## [EXERCISE DIRECTIONS]
Repeat the full listing below verbatim and keep the images out.

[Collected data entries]

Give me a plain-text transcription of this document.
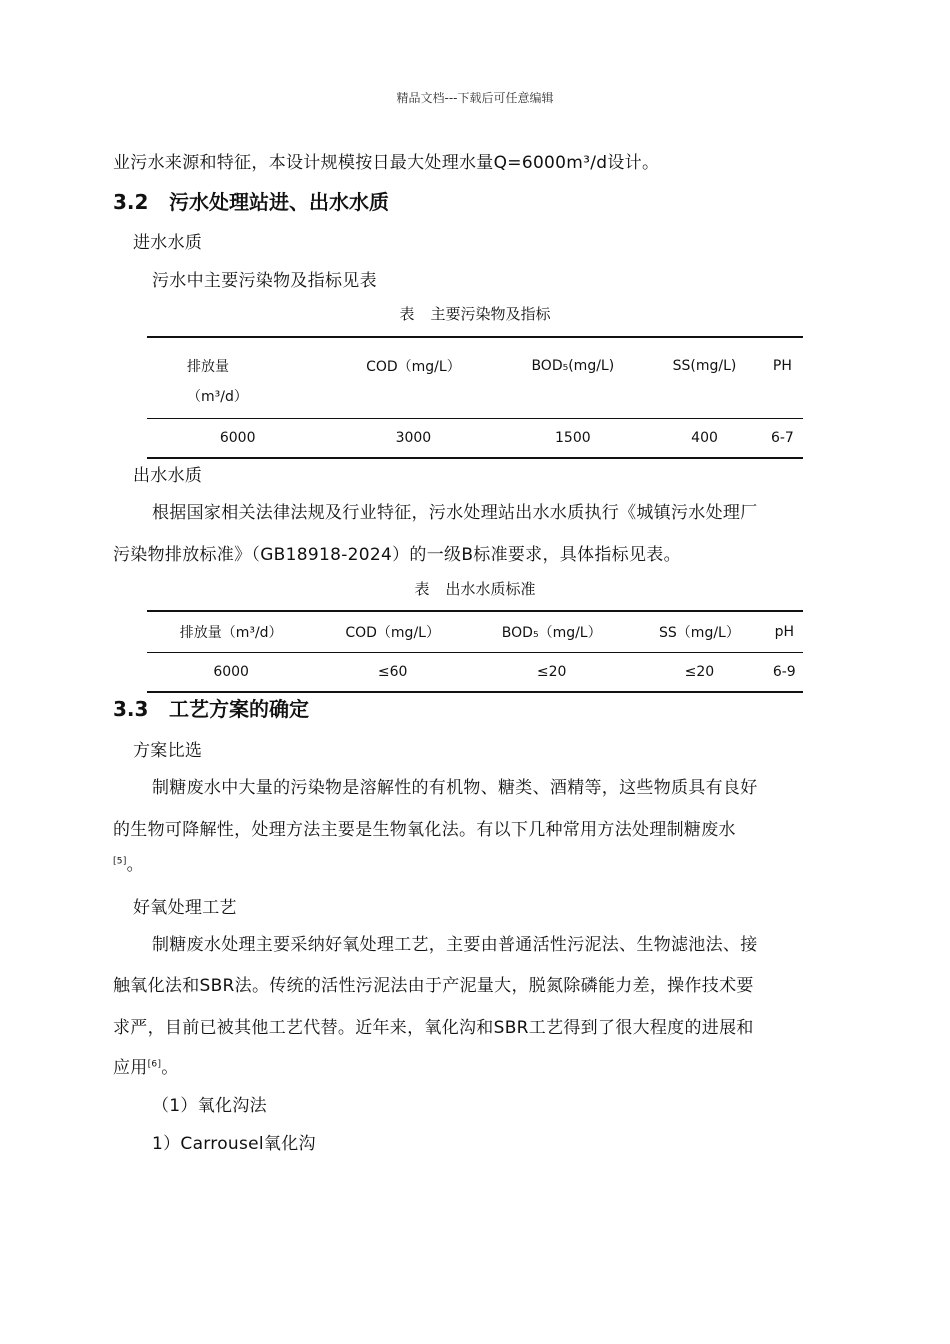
精品文档---下载后可任意编辑
业污水来源和特征，本设计规模按日最大处理水量Q=6000m³/d设计。
3.2 污水处理站进、出水水质
进水水质
污水中主要污染物及指标见表
表 主要污染物及指标
排放量	COD（mg/L）	BOD₅(mg/L)	SS(mg/L)	PH
（m³/d）				
6000	3000	1500	400	6-7
出水水质
根据国家相关法律法规及行业特征，污水处理站出水水质执行《城镇污水处理厂
污染物排放标准》（GB18918-2024）的一级B标准要求，具体指标见表。
表 出水水质标准
排放量（m³/d）	COD（mg/L）	BOD₅（mg/L）	SS（mg/L）	pH
6000	≤60	≤20	≤20	6-9
3.3 工艺方案的确定
方案比选
制糖废水中大量的污染物是溶解性的有机物、糖类、酒精等，这些物质具有良好
的生物可降解性，处理方法主要是生物氧化法。有以下几种常用方法处理制糖废水
[5]。
好氧处理工艺
制糖废水处理主要采纳好氧处理工艺，主要由普通活性污泥法、生物滤池法、接
触氧化法和SBR法。传统的活性污泥法由于产泥量大，脱氮除磷能力差，操作技术要
求严，目前已被其他工艺代替。近年来，氧化沟和SBR工艺得到了很大程度的进展和
应用[6]。
（1）氧化沟法
1）Carrousel氧化沟
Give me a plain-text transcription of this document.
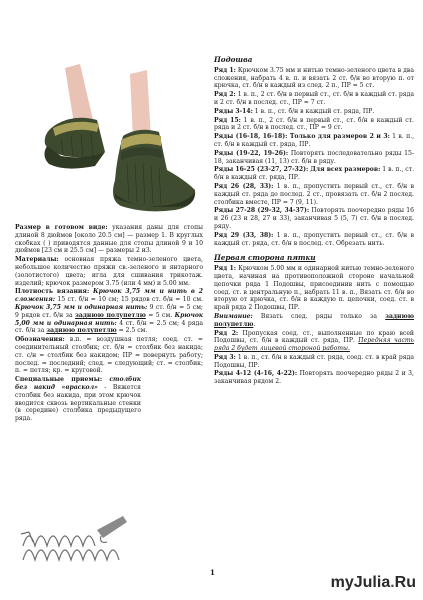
Размер в готовом виде: указания даны для стопы длиной 8 дюймов [около 20.5 см] — размер 1. В круглых скобках ( ) приводятся данные для стопы длиной 9 и 10 дюймов [23 см и 25.5 см] — размеры 2 и3.

Материалы: основная пряжа темно-зеленого цвета, небольшое количество пряжи св.-зеленого и янтарного (золотистого) цвета; игла для сшивания трикотаж. изделий; крючок размером 3.75 (или 4 мм) и 5.00 мм.

Плотность вязания: Крючок 3,75 мм и нить в 2 сложения: 15 ст. б/н = 10 см; 15 рядов ст. б/н = 10 см. Крючок 3,75 мм и одинарная нить: 9 ст. б/н = 5 см; 9 рядов ст. б/н за заднюю полупетлю = 5 см. Крючок 5,00 мм и одинарная нить: 4 ст. б/н = 2.5 см; 4 ряда ст. б/н за заднюю полупетлю = 2.5 см.

Обозначения: в.п. = воздушная петля; соед. ст. = соединительный столбик; ст. б/н = столбик без накида; ст. с/н = столбик без накидом; ПР = повернуть работу; послед. = последний; след. = следующий; ст. = столбик; п. = петля; кр. = круговой.

Специальные приемы: столбик без накид «враскол» - Вяжется столбик без накида, при этом крючок вводится сквозь вертикальные стенки (в середине) столбика предыдущего ряда.

Подошва

Ряд 1: Крючком 3.75 мм и нитью темно-зеленого цвета в два сложения, набрать 4 в. п. и вязать 2 ст. б/н во вторую п. от крючка, ст. б/н в каждый из след. 2 п., ПР = 5 ст.

Ряд 2: 1 в. п., 2 ст. б/н в первый ст., ст. б/н в каждый ст. ряда и 2 ст. б/н в послед. ст., ПР = 7 ст.

Ряды 3-14: 1 в. п., ст. б/н в каждый ст. ряда, ПР.

Ряд 15: 1 в. п., 2 ст. б/н в первый ст., ст. б/н в каждый ст. ряда и 2 ст. б/н в послед. ст., ПР = 9 ст.

Ряды (16-18, 16-18): Только для размеров 2 и 3: 1 в. п., ст. б/н в каждый ст. ряда, ПР.

Ряды (19-22, 19-26): Повторять последовательно ряды 15-18, заканчивая (11, 13) ст. б/н в ряду.

Ряды 16-25 (23-27, 27-32): Для всех размеров: 1 в. п., ст. б/н в каждый ст. ряда, ПР.

Ряд 26 (28, 33): 1 в. п., пропустить первый ст., ст. б/н в каждый ст. ряда до послед. 2 ст., провязать ст. б/н 2 послед. столбика вместе, ПР = 7 (9, 11).

Ряды 27-28 (29-32, 34-37): Повторять поочередно ряды 16 и 26 (23 и 28, 27 и 33), заканчивая 5 (5, 7) ст. б/н в послед. ряду.

Ряд 29 (33, 38): 1 в. п., пропустить первый ст., ст. б/н в каждый ст. ряда, ст. б/н в послед. ст. Обрезать нить.

Первая сторона пятки

Ряд 1: Крючком 5.00 мм и одинарной нитью темно-зеленого цвета, начиная на противоположной стороне начальной цепочки ряда 1 Подошвы, присоединив нить с помощью соед. ст. в центральную п., набрать 11 в. п., Вязать ст. б/н во вторую от крючка, ст. б/н в каждую п. цепочки, соед. ст. в край ряда 2 Подошвы, ПР.

Внимание: Вязать след. ряды только за заднюю полупетлю.

Ряд 2: Пропуская соед. ст., выполненные по краю всей Подошвы, ст. б/н в каждый ст. ряда, ПР. Передняя часть ряда 2 будет лицевой стороной работы.

Ряд 3: 1 в. п., ст. б/н в каждый ст. ряда, соед. ст. в край ряда Подошвы, ПР.

Ряды 4-12 (4-16, 4-22): Повторять поочередно ряды 2 и 3, заканчивая рядом 2.

1
myJulia.Ru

## [OUTPUT]
Give me a plain-text transcription of this document.
精品文档---下载后可任意编辑
业污水来源和特征，本设计规模按日最大处理水量Q=6000m³/d设计。
3.2 污水处理站进、出水水质
进水水质
污水中主要污染物及指标见表
表 主要污染物及指标
排放量	COD（mg/L）	BOD₅(mg/L)	SS(mg/L)	PH
（m³/d）				
6000	3000	1500	400	6-7
出水水质
根据国家相关法律法规及行业特征，污水处理站出水水质执行《城镇污水处理厂
污染物排放标准》（GB18918-2024）的一级B标准要求，具体指标见表。
表 出水水质标准
排放量（m³/d）	COD（mg/L）	BOD₅（mg/L）	SS（mg/L）	pH
6000	≤60	≤20	≤20	6-9
3.3 工艺方案的确定
方案比选
制糖废水中大量的污染物是溶解性的有机物、糖类、酒精等，这些物质具有良好
的生物可降解性，处理方法主要是生物氧化法。有以下几种常用方法处理制糖废水
[5]。
好氧处理工艺
制糖废水处理主要采纳好氧处理工艺，主要由普通活性污泥法、生物滤池法、接
触氧化法和SBR法。传统的活性污泥法由于产泥量大，脱氮除磷能力差，操作技术要
求严，目前已被其他工艺代替。近年来，氧化沟和SBR工艺得到了很大程度的进展和
应用[6]。
（1）氧化沟法
1）Carrousel氧化沟
Give me a plain-text transcription of this document.
Размер в готовом виде: указания даны для стопы длиной 8 дюймов [около 20.5 см] — размер 1. В круглых скобках ( ) приводятся данные для стопы длиной 9 и 10 дюймов [23 см и 25.5 см] — размеры 2 и3.

Материалы: основная пряжа темно-зеленого цвета, небольшое количество пряжи св.-зеленого и янтарного (золотистого) цвета; игла для сшивания трикотаж. изделий; крючок размером 3.75 (или 4 мм) и 5.00 мм.

Плотность вязания: Крючок 3,75 мм и нить в 2 сложения: 15 ст. б/н = 10 см; 15 рядов ст. б/н = 10 см. Крючок 3,75 мм и одинарная нить: 9 ст. б/н = 5 см; 9 рядов ст. б/н за заднюю полупетлю = 5 см. Крючок 5,00 мм и одинарная нить: 4 ст. б/н = 2.5 см; 4 ряда ст. б/н за заднюю полупетлю = 2.5 см.

Обозначения: в.п. = воздушная петля; соед. ст. = соединительный столбик; ст. б/н = столбик без накида; ст. с/н = столбик без накидом; ПР = повернуть работу; послед. = последний; след. = следующий; ст. = столбик; п. = петля; кр. = круговой.

Специальные приемы: столбик без накид «враскол» - Вяжется столбик без накида, при этом крючок вводится сквозь вертикальные стенки (в середине) столбика предыдущего ряда.

Подошва

Ряд 1: Крючком 3.75 мм и нитью темно-зеленого цвета в два сложения, набрать 4 в. п. и вязать 2 ст. б/н во вторую п. от крючка, ст. б/н в каждый из след. 2 п., ПР = 5 ст.

Ряд 2: 1 в. п., 2 ст. б/н в первый ст., ст. б/н в каждый ст. ряда и 2 ст. б/н в послед. ст., ПР = 7 ст.

Ряды 3-14: 1 в. п., ст. б/н в каждый ст. ряда, ПР.

Ряд 15: 1 в. п., 2 ст. б/н в первый ст., ст. б/н в каждый ст. ряда и 2 ст. б/н в послед. ст., ПР = 9 ст.

Ряды (16-18, 16-18): Только для размеров 2 и 3: 1 в. п., ст. б/н в каждый ст. ряда, ПР.

Ряды (19-22, 19-26): Повторять последовательно ряды 15-18, заканчивая (11, 13) ст. б/н в ряду.

Ряды 16-25 (23-27, 27-32): Для всех размеров: 1 в. п., ст. б/н в каждый ст. ряда, ПР.

Ряд 26 (28, 33): 1 в. п., пропустить первый ст., ст. б/н в каждый ст. ряда до послед. 2 ст., провязать ст. б/н 2 послед. столбика вместе, ПР = 7 (9, 11).

Ряды 27-28 (29-32, 34-37): Повторять поочередно ряды 16 и 26 (23 и 28, 27 и 33), заканчивая 5 (5, 7) ст. б/н в послед. ряду.

Ряд 29 (33, 38): 1 в. п., пропустить первый ст., ст. б/н в каждый ст. ряда, ст. б/н в послед. ст. Обрезать нить.

Первая сторона пятки

Ряд 1: Крючком 5.00 мм и одинарной нитью темно-зеленого цвета, начиная на противоположной стороне начальной цепочки ряда 1 Подошвы, присоединив нить с помощью соед. ст. в центральную п., набрать 11 в. п., Вязать ст. б/н во вторую от крючка, ст. б/н в каждую п. цепочки, соед. ст. в край ряда 2 Подошвы, ПР.

Внимание: Вязать след. ряды только за заднюю полупетлю.

Ряд 2: Пропуская соед. ст., выполненные по краю всей Подошвы, ст. б/н в каждый ст. ряда, ПР. Передняя часть ряда 2 будет лицевой стороной работы.

Ряд 3: 1 в. п., ст. б/н в каждый ст. ряда, соед. ст. в край ряда Подошвы, ПР.

Ряды 4-12 (4-16, 4-22): Повторять поочередно ряды 2 и 3, заканчивая рядом 2.

1
myJulia.Ru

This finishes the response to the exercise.